# Instruction
Repeat each line of the material exactly.
══ Dataset excerpts
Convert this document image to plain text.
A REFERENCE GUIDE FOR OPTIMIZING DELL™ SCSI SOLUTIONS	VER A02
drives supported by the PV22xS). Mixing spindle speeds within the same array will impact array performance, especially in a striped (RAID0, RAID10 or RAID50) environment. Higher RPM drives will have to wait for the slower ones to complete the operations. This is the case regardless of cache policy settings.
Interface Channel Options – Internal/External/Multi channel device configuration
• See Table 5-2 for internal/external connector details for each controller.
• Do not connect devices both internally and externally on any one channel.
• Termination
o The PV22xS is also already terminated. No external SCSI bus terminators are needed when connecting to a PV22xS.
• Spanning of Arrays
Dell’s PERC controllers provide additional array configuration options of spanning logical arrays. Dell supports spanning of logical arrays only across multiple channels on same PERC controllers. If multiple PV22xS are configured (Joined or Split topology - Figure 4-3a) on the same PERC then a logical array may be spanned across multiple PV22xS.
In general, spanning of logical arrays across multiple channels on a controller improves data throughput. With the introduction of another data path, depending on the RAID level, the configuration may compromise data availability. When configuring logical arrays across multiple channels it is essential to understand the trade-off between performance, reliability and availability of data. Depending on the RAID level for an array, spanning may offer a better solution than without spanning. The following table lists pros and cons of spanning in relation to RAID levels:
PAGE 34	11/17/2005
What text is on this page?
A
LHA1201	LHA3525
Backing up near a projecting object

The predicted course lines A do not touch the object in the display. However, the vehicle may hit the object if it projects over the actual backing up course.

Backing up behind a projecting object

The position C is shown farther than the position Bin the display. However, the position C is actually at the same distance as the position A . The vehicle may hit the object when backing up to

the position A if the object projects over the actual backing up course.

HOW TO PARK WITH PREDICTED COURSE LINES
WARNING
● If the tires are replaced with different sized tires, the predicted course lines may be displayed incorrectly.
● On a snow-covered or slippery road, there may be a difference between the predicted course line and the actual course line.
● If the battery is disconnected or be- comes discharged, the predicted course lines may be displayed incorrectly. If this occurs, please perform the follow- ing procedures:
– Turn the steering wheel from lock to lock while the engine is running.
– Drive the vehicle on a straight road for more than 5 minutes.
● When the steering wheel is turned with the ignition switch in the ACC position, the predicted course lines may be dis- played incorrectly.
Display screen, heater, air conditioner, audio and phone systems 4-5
════
# In response
Convert this document image to plain text.
A REFERENCE GUIDE FOR OPTIMIZING DELL™ SCSI SOLUTIONS	VER A02
drives supported by the PV22xS). Mixing spindle speeds within the same array will impact array performance, especially in a striped (RAID0, RAID10 or RAID50) environment. Higher RPM drives will have to wait for the slower ones to complete the operations. This is the case regardless of cache policy settings.
Interface Channel Options – Internal/External/Multi channel device configuration
• See Table 5-2 for internal/external connector details for each controller.
• Do not connect devices both internally and externally on any one channel.
• Termination
o The PV22xS is also already terminated. No external SCSI bus terminators are needed when connecting to a PV22xS.
• Spanning of Arrays
Dell’s PERC controllers provide additional array configuration options of spanning logical arrays. Dell supports spanning of logical arrays only across multiple channels on same PERC controllers. If multiple PV22xS are configured (Joined or Split topology - Figure 4-3a) on the same PERC then a logical array may be spanned across multiple PV22xS.
In general, spanning of logical arrays across multiple channels on a controller improves data throughput. With the introduction of another data path, depending on the RAID level, the configuration may compromise data availability. When configuring logical arrays across multiple channels it is essential to understand the trade-off between performance, reliability and availability of data. Depending on the RAID level for an array, spanning may offer a better solution than without spanning. The following table lists pros and cons of spanning in relation to RAID levels:
PAGE 34	11/17/2005
What text is on this page?
A
LHA1201	LHA3525
Backing up near a projecting object

The predicted course lines A do not touch the object in the display. However, the vehicle may hit the object if it projects over the actual backing up course.

Backing up behind a projecting object

The position C is shown farther than the position Bin the display. However, the position C is actually at the same distance as the position A . The vehicle may hit the object when backing up to

the position A if the object projects over the actual backing up course.

HOW TO PARK WITH PREDICTED COURSE LINES
WARNING
● If the tires are replaced with different sized tires, the predicted course lines may be displayed incorrectly.
● On a snow-covered or slippery road, there may be a difference between the predicted course line and the actual course line.
● If the battery is disconnected or be- comes discharged, the predicted course lines may be displayed incorrectly. If this occurs, please perform the follow- ing procedures:
– Turn the steering wheel from lock to lock while the engine is running.
– Drive the vehicle on a straight road for more than 5 minutes.
● When the steering wheel is turned with the ignition switch in the ACC position, the predicted course lines may be dis- played incorrectly.
Display screen, heater, air conditioner, audio and phone systems 4-5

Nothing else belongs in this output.